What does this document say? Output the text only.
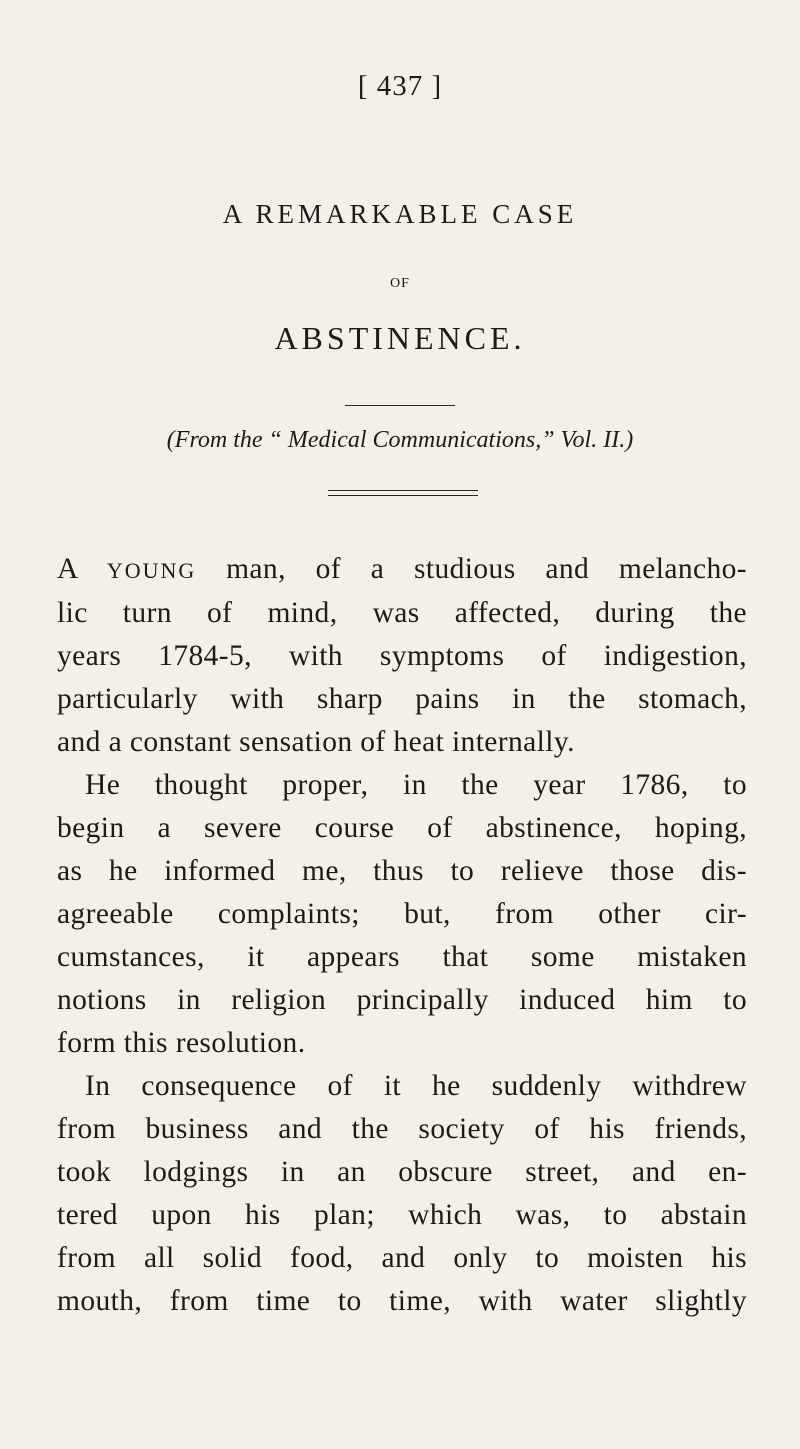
[ 437 ]
A REMARKABLE CASE
OF
ABSTINENCE.
(From the “ Medical Communications,” Vol. II.)
A YOUNG man, of a studious and melancho-
lic turn of mind, was affected, during the
years 1784-5, with symptoms of indigestion,
particularly with sharp pains in the stomach,
and a constant sensation of heat internally.
He thought proper, in the year 1786, to
begin a severe course of abstinence, hoping,
as he informed me, thus to relieve those dis-
agreeable complaints; but, from other cir-
cumstances, it appears that some mistaken
notions in religion principally induced him to
form this resolution.
In consequence of it he suddenly withdrew
from business and the society of his friends,
took lodgings in an obscure street, and en-
tered upon his plan; which was, to abstain
from all solid food, and only to moisten his
mouth, from time to time, with water slightly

++++++++

Take the records above and transcribe them exactly, dropping every picture.

What does this document say? Output the text only.
[ 437 ]
A REMARKABLE CASE
OF
ABSTINENCE.
(From the “ Medical Communications,” Vol. II.)
A YOUNG man, of a studious and melancho-
lic turn of mind, was affected, during the
years 1784-5, with symptoms of indigestion,
particularly with sharp pains in the stomach,
and a constant sensation of heat internally.
He thought proper, in the year 1786, to
begin a severe course of abstinence, hoping,
as he informed me, thus to relieve those dis-
agreeable complaints; but, from other cir-
cumstances, it appears that some mistaken
notions in religion principally induced him to
form this resolution.
In consequence of it he suddenly withdrew
from business and the society of his friends,
took lodgings in an obscure street, and en-
tered upon his plan; which was, to abstain
from all solid food, and only to moisten his
mouth, from time to time, with water slightly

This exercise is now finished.